▶ [Task to complete] Print all entries precisely as they are written.

Records about charts and figures
** Begin **

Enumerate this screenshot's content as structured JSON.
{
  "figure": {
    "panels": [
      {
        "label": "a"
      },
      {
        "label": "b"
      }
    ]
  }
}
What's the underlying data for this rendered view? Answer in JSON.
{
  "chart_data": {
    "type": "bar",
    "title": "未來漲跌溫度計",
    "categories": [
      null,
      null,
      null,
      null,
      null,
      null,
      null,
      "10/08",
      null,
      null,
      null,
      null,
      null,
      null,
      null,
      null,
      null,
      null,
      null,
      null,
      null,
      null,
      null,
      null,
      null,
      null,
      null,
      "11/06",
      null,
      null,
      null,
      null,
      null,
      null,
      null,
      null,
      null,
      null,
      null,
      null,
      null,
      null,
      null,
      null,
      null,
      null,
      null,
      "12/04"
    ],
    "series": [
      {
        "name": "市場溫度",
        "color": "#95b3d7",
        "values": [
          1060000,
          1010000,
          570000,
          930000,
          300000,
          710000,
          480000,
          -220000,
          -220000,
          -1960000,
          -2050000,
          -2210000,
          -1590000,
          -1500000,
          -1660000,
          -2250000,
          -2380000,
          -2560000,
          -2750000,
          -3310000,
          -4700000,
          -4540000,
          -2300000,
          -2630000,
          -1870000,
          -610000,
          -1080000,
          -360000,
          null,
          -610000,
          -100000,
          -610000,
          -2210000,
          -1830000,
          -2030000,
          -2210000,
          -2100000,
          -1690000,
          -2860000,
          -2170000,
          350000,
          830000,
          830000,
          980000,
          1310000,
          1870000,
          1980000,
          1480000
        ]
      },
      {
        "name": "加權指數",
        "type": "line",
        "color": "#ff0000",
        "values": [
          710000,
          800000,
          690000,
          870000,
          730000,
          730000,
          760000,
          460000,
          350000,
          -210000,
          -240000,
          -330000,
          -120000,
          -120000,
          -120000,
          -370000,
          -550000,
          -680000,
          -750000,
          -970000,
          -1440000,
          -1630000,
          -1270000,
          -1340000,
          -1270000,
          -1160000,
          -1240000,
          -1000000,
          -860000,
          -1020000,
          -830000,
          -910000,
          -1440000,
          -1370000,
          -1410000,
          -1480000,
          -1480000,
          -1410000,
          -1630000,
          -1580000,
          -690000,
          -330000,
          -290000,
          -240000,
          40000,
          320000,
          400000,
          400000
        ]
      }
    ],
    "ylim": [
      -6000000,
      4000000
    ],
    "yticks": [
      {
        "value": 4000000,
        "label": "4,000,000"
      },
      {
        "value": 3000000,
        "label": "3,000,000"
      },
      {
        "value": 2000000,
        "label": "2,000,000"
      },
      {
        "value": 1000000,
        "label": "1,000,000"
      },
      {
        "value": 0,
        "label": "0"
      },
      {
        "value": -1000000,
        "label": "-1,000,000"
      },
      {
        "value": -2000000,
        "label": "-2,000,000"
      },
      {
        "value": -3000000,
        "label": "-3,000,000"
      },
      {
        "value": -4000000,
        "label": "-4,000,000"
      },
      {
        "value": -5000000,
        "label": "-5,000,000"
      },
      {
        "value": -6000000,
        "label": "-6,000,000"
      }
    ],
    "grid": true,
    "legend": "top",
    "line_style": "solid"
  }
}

** End **

▶ [Answer to the exercise]
Enumerate this screenshot's content as structured JSON.
{
  "figure": {
    "panels": [
      {
        "label": "a"
      },
      {
        "label": "b"
      }
    ]
  }
}
What's the underlying data for this rendered view? Answer in JSON.
{
  "chart_data": {
    "type": "bar",
    "title": "未來漲跌溫度計",
    "categories": [
      null,
      null,
      null,
      null,
      null,
      null,
      null,
      "10/08",
      null,
      null,
      null,
      null,
      null,
      null,
      null,
      null,
      null,
      null,
      null,
      null,
      null,
      null,
      null,
      null,
      null,
      null,
      null,
      "11/06",
      null,
      null,
      null,
      null,
      null,
      null,
      null,
      null,
      null,
      null,
      null,
      null,
      null,
      null,
      null,
      null,
      null,
      null,
      null,
      "12/04"
    ],
    "series": [
      {
        "name": "市場溫度",
        "color": "#95b3d7",
        "values": [
          1060000,
          1010000,
          570000,
          930000,
          300000,
          710000,
          480000,
          -220000,
          -220000,
          -1960000,
          -2050000,
          -2210000,
          -1590000,
          -1500000,
          -1660000,
          -2250000,
          -2380000,
          -2560000,
          -2750000,
          -3310000,
          -4700000,
          -4540000,
          -2300000,
          -2630000,
          -1870000,
          -610000,
          -1080000,
          -360000,
          null,
          -610000,
          -100000,
          -610000,
          -2210000,
          -1830000,
          -2030000,
          -2210000,
          -2100000,
          -1690000,
          -2860000,
          -2170000,
          350000,
          830000,
          830000,
          980000,
          1310000,
          1870000,
          1980000,
          1480000
        ]
      },
      {
        "name": "加權指數",
        "type": "line",
        "color": "#ff0000",
        "values": [
          710000,
          800000,
          690000,
          870000,
          730000,
          730000,
          760000,
          460000,
          350000,
          -210000,
          -240000,
          -330000,
          -120000,
          -120000,
          -120000,
          -370000,
          -550000,
          -680000,
          -750000,
          -970000,
          -1440000,
          -1630000,
          -1270000,
          -1340000,
          -1270000,
          -1160000,
          -1240000,
          -1000000,
          -860000,
          -1020000,
          -830000,
          -910000,
          -1440000,
          -1370000,
          -1410000,
          -1480000,
          -1480000,
          -1410000,
          -1630000,
          -1580000,
          -690000,
          -330000,
          -290000,
          -240000,
          40000,
          320000,
          400000,
          400000
        ]
      }
    ],
    "ylim": [
      -6000000,
      4000000
    ],
    "yticks": [
      {
        "value": 4000000,
        "label": "4,000,000"
      },
      {
        "value": 3000000,
        "label": "3,000,000"
      },
      {
        "value": 2000000,
        "label": "2,000,000"
      },
      {
        "value": 1000000,
        "label": "1,000,000"
      },
      {
        "value": 0,
        "label": "0"
      },
      {
        "value": -1000000,
        "label": "-1,000,000"
      },
      {
        "value": -2000000,
        "label": "-2,000,000"
      },
      {
        "value": -3000000,
        "label": "-3,000,000"
      },
      {
        "value": -4000000,
        "label": "-4,000,000"
      },
      {
        "value": -5000000,
        "label": "-5,000,000"
      },
      {
        "value": -6000000,
        "label": "-6,000,000"
      }
    ],
    "grid": true,
    "legend": "top",
    "line_style": "solid"
  }
}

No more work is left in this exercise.